• RECORDS PROVIDED:
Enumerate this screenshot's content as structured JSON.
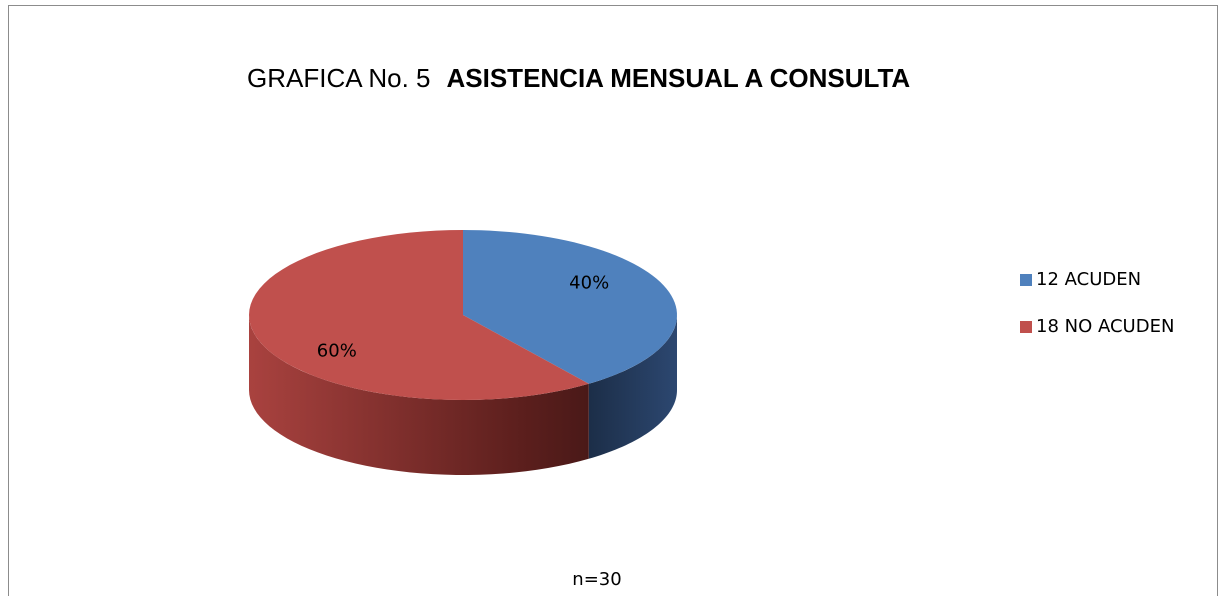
{
  "chart_data": {
    "type": "pie",
    "title": "GRAFICA No. 5",
    "subtitle": "ASISTENCIA MENSUAL A CONSULTA",
    "categories": [
      "12 ACUDEN",
      "18 NO ACUDEN"
    ],
    "values": [
      40,
      60
    ],
    "value_labels": [
      "40%",
      "60%"
    ],
    "colors": [
      "#4f81bd",
      "#c0504d"
    ],
    "annotation": "n=30",
    "legend": "right"
  }
}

• GOAL:
The entries above are to be returned exactly, without their pictures.

• ANSWER IN FULL:
Enumerate this screenshot's content as structured JSON.
{
  "chart_data": {
    "type": "pie",
    "title": "GRAFICA No. 5",
    "subtitle": "ASISTENCIA MENSUAL A CONSULTA",
    "categories": [
      "12 ACUDEN",
      "18 NO ACUDEN"
    ],
    "values": [
      40,
      60
    ],
    "value_labels": [
      "40%",
      "60%"
    ],
    "colors": [
      "#4f81bd",
      "#c0504d"
    ],
    "annotation": "n=30",
    "legend": "right"
  }
}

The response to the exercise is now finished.